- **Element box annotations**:
— start —
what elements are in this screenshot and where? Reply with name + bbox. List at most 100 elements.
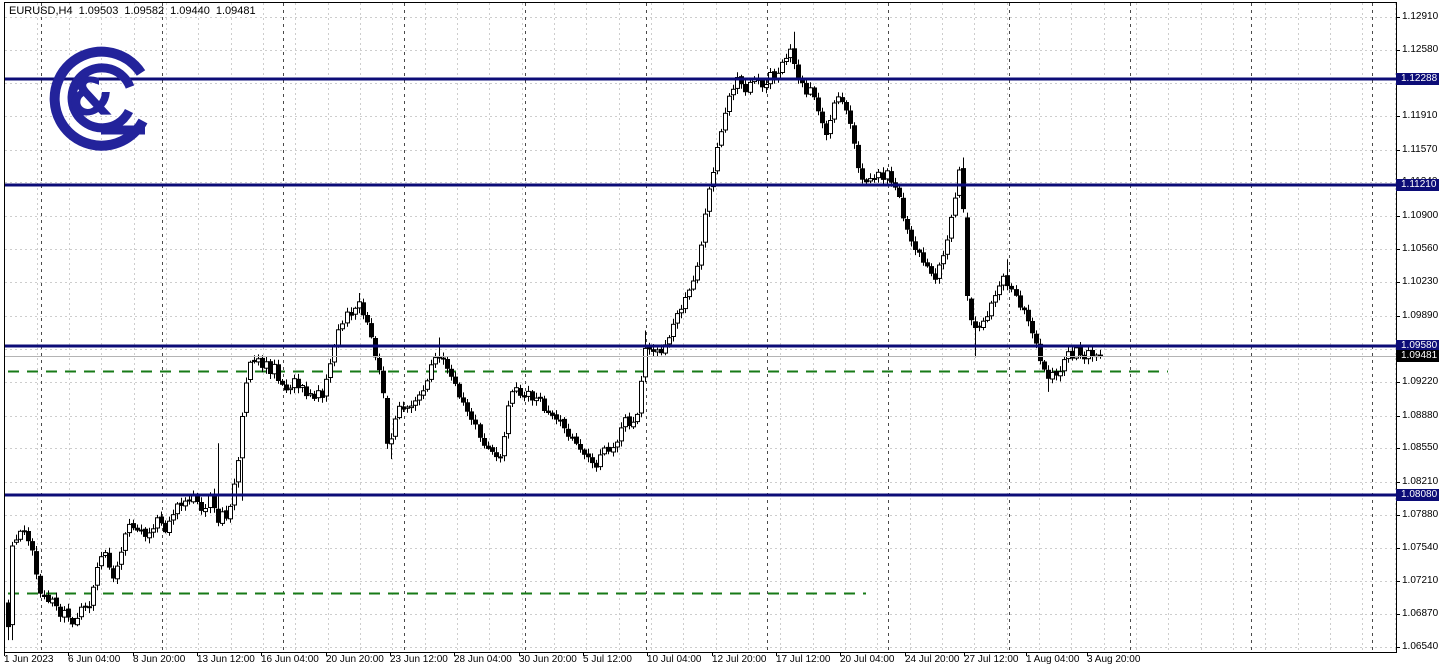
candle [316,390,321,399]
candle [639,380,644,414]
candle [312,393,317,399]
candle [743,84,748,93]
candle [139,529,144,532]
candle [687,289,692,298]
candle [828,120,833,135]
candle [953,197,958,216]
candle [292,378,297,389]
candle [788,48,793,59]
candle [280,380,285,385]
candle [1090,350,1095,357]
candle [1038,343,1043,362]
candle [429,364,434,380]
candle [308,393,313,396]
candle [941,255,946,265]
candle [155,517,160,529]
candle [985,316,990,321]
candle [937,264,942,279]
candle [377,358,382,371]
candle [163,522,168,533]
candle [465,402,470,412]
candle [602,447,607,455]
candle [582,449,587,455]
candle [598,454,603,468]
y-tick-label: 1.10560 [1402,243,1439,255]
candle [723,112,728,131]
candle [917,249,922,253]
candle [1014,289,1019,296]
candle [284,384,289,391]
candle [667,337,672,345]
candle [22,530,27,533]
candle [816,97,821,112]
y-tick-label: 1.10900 [1402,209,1439,221]
candle [91,586,96,606]
y-tick-label: 1.12910 [1402,11,1439,22]
candle [83,605,88,608]
candle [872,178,877,180]
candle [115,565,120,580]
candle [18,530,23,540]
candle [711,172,716,188]
candle [228,505,233,520]
candle [175,503,180,515]
chart-border [4,2,1397,653]
candle [562,418,567,429]
candle [42,594,47,598]
bid-price-badge: 1.09481 [1396,350,1439,363]
candle [401,406,406,410]
candle [264,361,269,369]
candle [54,597,59,607]
candle [586,453,591,458]
candle [933,273,938,280]
candle [240,416,245,459]
candle [151,528,156,533]
x-tick-label: 10 Jul 04:00 [647,654,702,665]
ohlc-header: EURUSD,H4 1.09503 1.09582 1.09440 1.09481 [9,5,262,17]
candle [437,356,442,359]
candle [945,239,950,255]
candle [836,96,841,103]
candle [703,213,708,243]
candle [498,456,503,459]
candle [675,313,680,324]
candle [542,398,547,411]
candle [860,168,865,180]
candle [1062,359,1067,372]
candle [627,416,632,426]
y-tick-label: 1.12580 [1402,43,1439,55]
candle [1050,371,1055,380]
candle [570,436,575,439]
candle [554,414,559,420]
candle [510,391,515,404]
candle [385,398,390,444]
candle [87,606,92,609]
candle [506,405,511,435]
candle [566,428,571,437]
candle [288,387,293,391]
price-axis[interactable]: 1.129101.125801.122401.119101.115701.112… [1396,0,1439,669]
candle [804,82,809,95]
candle [868,178,873,182]
candle [111,568,116,579]
time-axis[interactable]: 1 Jun 2023 6 Jun 04:00 8 Jun 20:00 13 Jun 1… [0,654,1439,669]
candle [345,311,350,324]
candle [901,197,906,219]
y-tick-label: 1.09890 [1402,309,1439,321]
candle [417,394,422,401]
candle [393,418,398,437]
candle [590,457,595,464]
candle [695,265,700,281]
candle [1042,361,1047,370]
candle [961,168,966,210]
candle [1005,275,1010,287]
candle [159,516,164,524]
candle [103,552,108,556]
candle [925,262,930,267]
candle [244,382,249,413]
candle [989,302,994,317]
x-tick-label: 5 Jul 12:00 [583,654,632,665]
candle [461,397,466,403]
— end —
- **Exercise objective**:
Retype every line of the entries above verbatim, omitting the picture.

- **Solved exercise**:
what elements are in this screenshot and where? Reply with name + bbox. List at most 100 elements.
candle [316,390,321,399]
candle [639,380,644,414]
candle [312,393,317,399]
candle [743,84,748,93]
candle [139,529,144,532]
candle [687,289,692,298]
candle [828,120,833,135]
candle [953,197,958,216]
candle [292,378,297,389]
candle [788,48,793,59]
candle [280,380,285,385]
candle [1090,350,1095,357]
candle [1038,343,1043,362]
candle [429,364,434,380]
candle [308,393,313,396]
candle [941,255,946,265]
candle [155,517,160,529]
candle [985,316,990,321]
candle [937,264,942,279]
candle [377,358,382,371]
candle [163,522,168,533]
candle [465,402,470,412]
candle [602,447,607,455]
candle [582,449,587,455]
candle [598,454,603,468]
y-tick-label: 1.10560 [1402,243,1439,255]
candle [723,112,728,131]
candle [917,249,922,253]
candle [1014,289,1019,296]
candle [284,384,289,391]
candle [667,337,672,345]
candle [22,530,27,533]
candle [816,97,821,112]
y-tick-label: 1.10900 [1402,209,1439,221]
candle [91,586,96,606]
y-tick-label: 1.12910 [1402,11,1439,22]
candle [83,605,88,608]
candle [872,178,877,180]
candle [115,565,120,580]
candle [18,530,23,540]
candle [711,172,716,188]
candle [228,505,233,520]
candle [175,503,180,515]
chart-border [4,2,1397,653]
candle [562,418,567,429]
candle [42,594,47,598]
bid-price-badge: 1.09481 [1396,350,1439,363]
candle [401,406,406,410]
candle [264,361,269,369]
candle [54,597,59,607]
candle [586,453,591,458]
candle [933,273,938,280]
candle [240,416,245,459]
candle [151,528,156,533]
x-tick-label: 10 Jul 04:00 [647,654,702,665]
ohlc-header: EURUSD,H4 1.09503 1.09582 1.09440 1.09481 [9,5,262,17]
candle [437,356,442,359]
candle [945,239,950,255]
candle [836,96,841,103]
candle [703,213,708,243]
candle [498,456,503,459]
candle [675,313,680,324]
candle [542,398,547,411]
candle [860,168,865,180]
candle [1062,359,1067,372]
candle [627,416,632,426]
y-tick-label: 1.12580 [1402,43,1439,55]
candle [1050,371,1055,380]
candle [570,436,575,439]
candle [554,414,559,420]
candle [510,391,515,404]
candle [385,398,390,444]
candle [87,606,92,609]
candle [506,405,511,435]
candle [566,428,571,437]
candle [288,387,293,391]
price-axis[interactable]: 1.129101.125801.122401.119101.115701.112… [1396,0,1439,669]
candle [804,82,809,95]
candle [868,178,873,182]
candle [111,568,116,579]
time-axis[interactable]: 1 Jun 2023 6 Jun 04:00 8 Jun 20:00 13 Jun 1… [0,654,1439,669]
candle [345,311,350,324]
candle [901,197,906,219]
y-tick-label: 1.09890 [1402,309,1439,321]
candle [417,394,422,401]
candle [393,418,398,437]
candle [590,457,595,464]
candle [695,265,700,281]
candle [1042,361,1047,370]
candle [961,168,966,210]
candle [1005,275,1010,287]
candle [159,516,164,524]
candle [103,552,108,556]
candle [925,262,930,267]
candle [244,382,249,413]
candle [989,302,994,317]
x-tick-label: 5 Jul 12:00 [583,654,632,665]
candle [461,397,466,403]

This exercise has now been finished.